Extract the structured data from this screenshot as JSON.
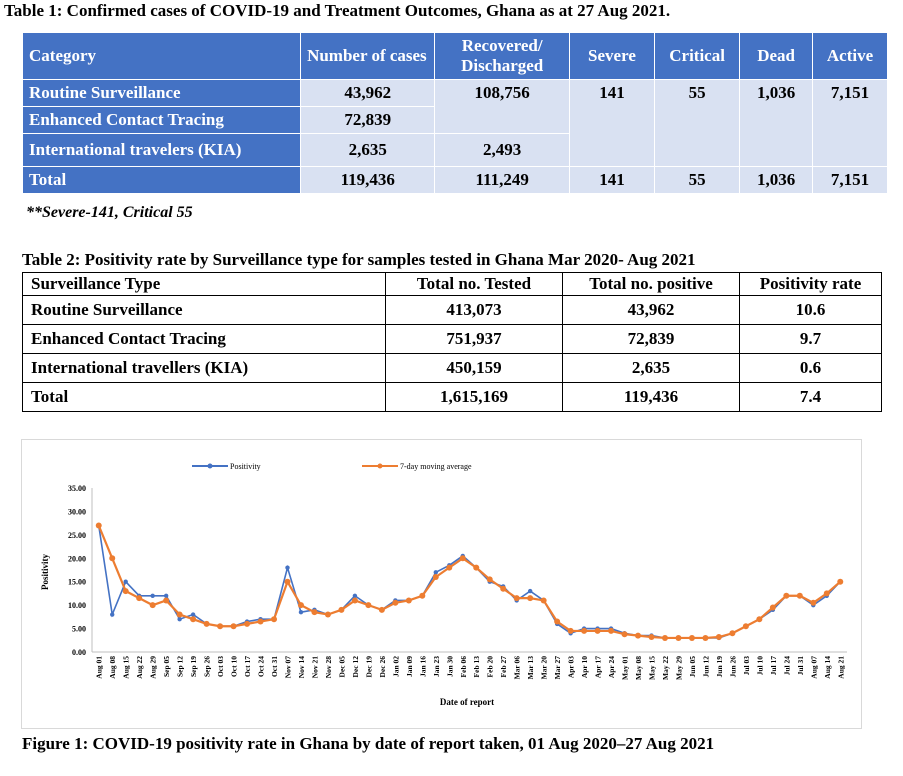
{
  "table1": {
    "title": "Table 1: Confirmed cases of COVID-19 and Treatment Outcomes, Ghana as at 27 Aug 2021.",
    "headers": [
      "Category",
      "Number of cases",
      "Recovered/ Discharged",
      "Severe",
      "Critical",
      "Dead",
      "Active"
    ],
    "rows": [
      {
        "category": "Routine Surveillance",
        "cases": "43,962",
        "recovered": "108,756",
        "severe": "141",
        "critical": "55",
        "dead": "1,036",
        "active": "7,151"
      },
      {
        "category": "Enhanced Contact Tracing",
        "cases": "72,839"
      },
      {
        "category": "International travelers (KIA)",
        "cases": "2,635",
        "recovered": "2,493"
      }
    ],
    "total": {
      "category": "Total",
      "cases": "119,436",
      "recovered": "111,249",
      "severe": "141",
      "critical": "55",
      "dead": "1,036",
      "active": "7,151"
    },
    "note": "**Severe-141, Critical 55",
    "colors": {
      "header": "#4472c4",
      "cell": "#d9e1f2"
    }
  },
  "table2": {
    "title": "Table 2: Positivity rate by Surveillance type for samples tested in Ghana Mar 2020- Aug 2021",
    "headers": [
      "Surveillance Type",
      "Total no. Tested",
      "Total no. positive",
      "Positivity rate"
    ],
    "rows": [
      {
        "type": "Routine Surveillance",
        "tested": "413,073",
        "positive": "43,962",
        "rate": "10.6"
      },
      {
        "type": "Enhanced Contact Tracing",
        "tested": "751,937",
        "positive": "72,839",
        "rate": "9.7"
      },
      {
        "type": "International travellers (KIA)",
        "tested": "450,159",
        "positive": "2,635",
        "rate": "0.6"
      },
      {
        "type": "Total",
        "tested": "1,615,169",
        "positive": "119,436",
        "rate": "7.4"
      }
    ]
  },
  "figure": {
    "caption": "Figure 1: COVID-19 positivity rate in Ghana by date of report taken, 01 Aug 2020–27 Aug 2021"
  },
  "chart_data": {
    "type": "line",
    "xlabel": "Date of report",
    "ylabel": "Positivity",
    "ylim": [
      0,
      35
    ],
    "yticks": [
      "0.00",
      "5.00",
      "10.00",
      "15.00",
      "20.00",
      "25.00",
      "30.00",
      "35.00"
    ],
    "legend_position": "top",
    "categories": [
      "Aug 01",
      "Aug 08",
      "Aug 15",
      "Aug 22",
      "Aug 29",
      "Sep 05",
      "Sep 12",
      "Sep 19",
      "Sep 26",
      "Oct 03",
      "Oct 10",
      "Oct 17",
      "Oct 24",
      "Oct 31",
      "Nov 07",
      "Nov 14",
      "Nov 21",
      "Nov 28",
      "Dec 05",
      "Dec 12",
      "Dec 19",
      "Dec 26",
      "Jan 02",
      "Jan 09",
      "Jan 16",
      "Jan 23",
      "Jan 30",
      "Feb 06",
      "Feb 13",
      "Feb 20",
      "Feb 27",
      "Mar 06",
      "Mar 13",
      "Mar 20",
      "Mar 27",
      "Apr 03",
      "Apr 10",
      "Apr 17",
      "Apr 24",
      "May 01",
      "May 08",
      "May 15",
      "May 22",
      "May 29",
      "Jun 05",
      "Jun 12",
      "Jun 19",
      "Jun 26",
      "Jul 03",
      "Jul 10",
      "Jul 17",
      "Jul 24",
      "Jul 31",
      "Aug 07",
      "Aug 14",
      "Aug 21"
    ],
    "series": [
      {
        "name": "Positivity",
        "color": "#4472c4",
        "values": [
          27.0,
          8.0,
          15.0,
          12.0,
          12.0,
          12.0,
          7.0,
          8.0,
          6.0,
          5.5,
          5.5,
          6.5,
          7.0,
          7.0,
          18.0,
          8.5,
          9.0,
          8.0,
          9.0,
          12.0,
          10.0,
          9.0,
          11.0,
          11.0,
          12.0,
          17.0,
          18.5,
          20.5,
          18.0,
          15.0,
          14.0,
          11.0,
          13.0,
          11.0,
          6.0,
          4.0,
          5.0,
          5.0,
          5.0,
          4.0,
          3.5,
          3.5,
          3.0,
          3.0,
          3.0,
          3.0,
          3.0,
          4.0,
          5.5,
          7.0,
          9.0,
          12.0,
          12.0,
          10.0,
          12.0,
          15.0
        ]
      },
      {
        "name": "7-day moving average",
        "color": "#ed7d31",
        "values": [
          27.0,
          20.0,
          13.0,
          11.5,
          10.0,
          11.0,
          8.0,
          7.0,
          6.0,
          5.5,
          5.5,
          6.0,
          6.5,
          7.0,
          15.0,
          10.0,
          8.5,
          8.0,
          9.0,
          11.0,
          10.0,
          9.0,
          10.5,
          11.0,
          12.0,
          16.0,
          18.0,
          20.0,
          18.0,
          15.5,
          13.5,
          11.5,
          11.5,
          11.0,
          6.5,
          4.5,
          4.5,
          4.5,
          4.5,
          3.8,
          3.5,
          3.2,
          3.0,
          3.0,
          3.0,
          3.0,
          3.2,
          4.0,
          5.5,
          7.0,
          9.5,
          12.0,
          12.0,
          10.5,
          12.5,
          15.0
        ]
      }
    ]
  }
}
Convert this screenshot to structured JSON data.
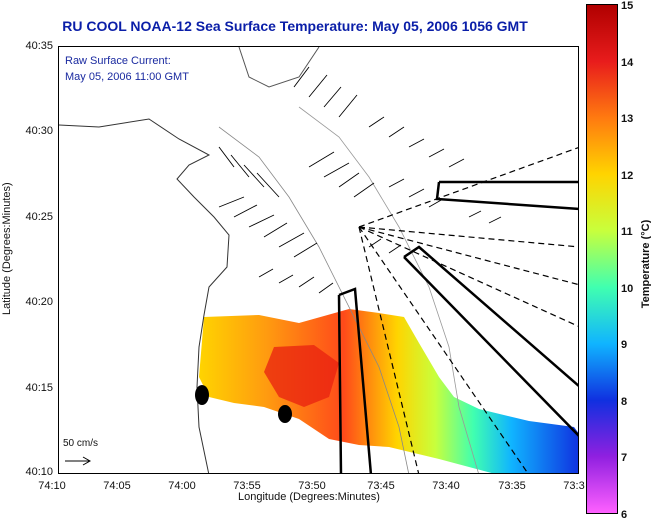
{
  "title": "RU COOL  NOAA-12  Sea Surface Temperature:  May 05, 2006 1056 GMT",
  "legend": {
    "line1": "Raw Surface Current:",
    "line2": "May 05, 2006 11:00 GMT"
  },
  "axes": {
    "xlabel": "Longitude (Degrees:Minutes)",
    "ylabel": "Latitude (Degrees:Minutes)",
    "yticks": [
      "40:35",
      "40:30",
      "40:25",
      "40:20",
      "40:15",
      "40:10"
    ],
    "xticks": [
      "74:10",
      "74:05",
      "74:00",
      "73:55",
      "73:50",
      "73:45",
      "73:40",
      "73:35",
      "73:3"
    ]
  },
  "scale_label": "50 cm/s",
  "colorbar": {
    "label": "Temperature (°C)",
    "ticks": [
      "15",
      "14",
      "13",
      "12",
      "11",
      "10",
      "9",
      "8",
      "7",
      "6"
    ],
    "colors": [
      "#b00000",
      "#e81c1c",
      "#ff7a10",
      "#ffd400",
      "#c8ff3c",
      "#40ffb0",
      "#10b4ff",
      "#1030e0",
      "#9020e0",
      "#ff60ff"
    ]
  }
}
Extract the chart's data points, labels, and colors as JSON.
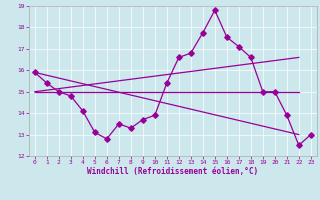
{
  "xlabel": "Windchill (Refroidissement éolien,°C)",
  "xlim": [
    -0.5,
    23.5
  ],
  "ylim": [
    12,
    19
  ],
  "yticks": [
    12,
    13,
    14,
    15,
    16,
    17,
    18,
    19
  ],
  "xticks": [
    0,
    1,
    2,
    3,
    4,
    5,
    6,
    7,
    8,
    9,
    10,
    11,
    12,
    13,
    14,
    15,
    16,
    17,
    18,
    19,
    20,
    21,
    22,
    23
  ],
  "bg_color": "#cce8ec",
  "line_color": "#990099",
  "line1_x": [
    0,
    1,
    2,
    3,
    4,
    5,
    6,
    7,
    8,
    9,
    10,
    11,
    12,
    13,
    14,
    15,
    16,
    17,
    18,
    19,
    20,
    21,
    22,
    23
  ],
  "line1_y": [
    15.9,
    15.4,
    15.0,
    14.8,
    14.1,
    13.1,
    12.8,
    13.5,
    13.3,
    13.7,
    13.9,
    15.4,
    16.6,
    16.8,
    17.75,
    18.8,
    17.55,
    17.1,
    16.6,
    15.0,
    15.0,
    13.9,
    12.5,
    13.0
  ],
  "line2_x": [
    0,
    22
  ],
  "line2_y": [
    15.0,
    15.0
  ],
  "line3_x": [
    0,
    22
  ],
  "line3_y": [
    15.9,
    13.0
  ],
  "line4_x": [
    0,
    22
  ],
  "line4_y": [
    15.0,
    16.6
  ]
}
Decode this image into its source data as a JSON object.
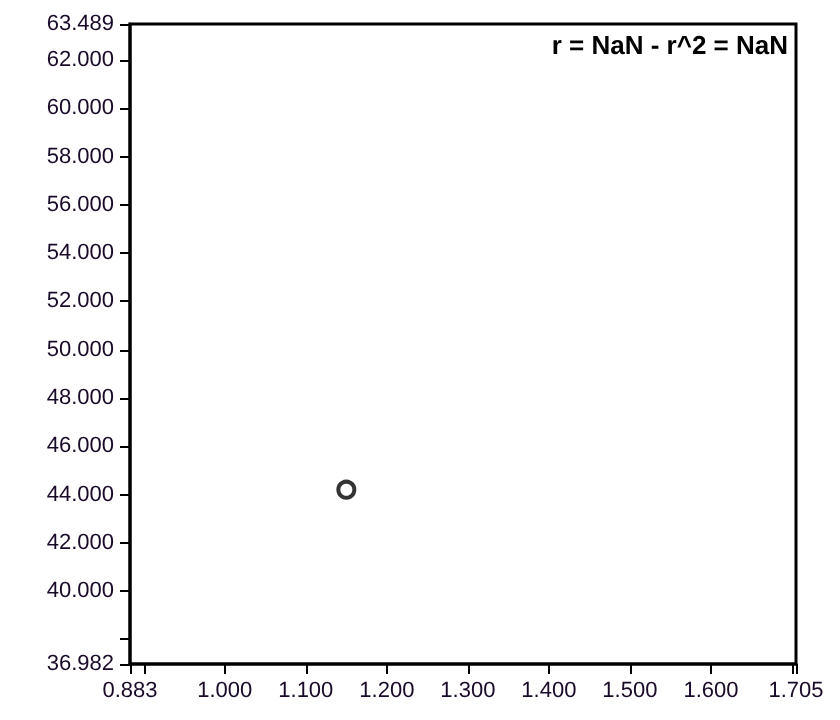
{
  "chart_data": {
    "type": "scatter",
    "annotations": [
      "r = NaN - r^2 = NaN"
    ],
    "series": [
      {
        "color": "#000000",
        "x": [
          1.15
        ],
        "values": [
          44.2
        ]
      }
    ],
    "marker": "circle",
    "grid": false,
    "xlim": [
      0.883,
      1.705
    ],
    "xticks": [
      {
        "value": 0.883,
        "label": "0.883"
      },
      {
        "value": 0.9,
        "label": null
      },
      {
        "value": 1.0,
        "label": "1.000"
      },
      {
        "value": 1.1,
        "label": "1.100"
      },
      {
        "value": 1.2,
        "label": "1.200"
      },
      {
        "value": 1.3,
        "label": "1.300"
      },
      {
        "value": 1.4,
        "label": "1.400"
      },
      {
        "value": 1.5,
        "label": "1.500"
      },
      {
        "value": 1.6,
        "label": "1.600"
      },
      {
        "value": 1.7,
        "label": null
      },
      {
        "value": 1.705,
        "label": "1.705"
      }
    ],
    "ylim": [
      36.982,
      63.489
    ],
    "yticks": [
      {
        "value": 36.982,
        "label": "36.982"
      },
      {
        "value": 38,
        "label": null
      },
      {
        "value": 40,
        "label": "40.000"
      },
      {
        "value": 42,
        "label": "42.000"
      },
      {
        "value": 44,
        "label": "44.000"
      },
      {
        "value": 46,
        "label": "46.000"
      },
      {
        "value": 48,
        "label": "48.000"
      },
      {
        "value": 50,
        "label": "50.000"
      },
      {
        "value": 52,
        "label": "52.000"
      },
      {
        "value": 54,
        "label": "54.000"
      },
      {
        "value": 56,
        "label": "56.000"
      },
      {
        "value": 58,
        "label": "58.000"
      },
      {
        "value": 60,
        "label": "60.000"
      },
      {
        "value": 62,
        "label": "62.000"
      },
      {
        "value": 63.489,
        "label": "63.489"
      }
    ]
  }
}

_ _ _ _ _ _ _

[SHORT EXERCISE]
Search the lines for "Enhanced". Copy each line that has it.

[RESULT FOR THIS TASK]
        "category": "Enhanced Contact Tracing",
        "type": "Enhanced Contact Tracing",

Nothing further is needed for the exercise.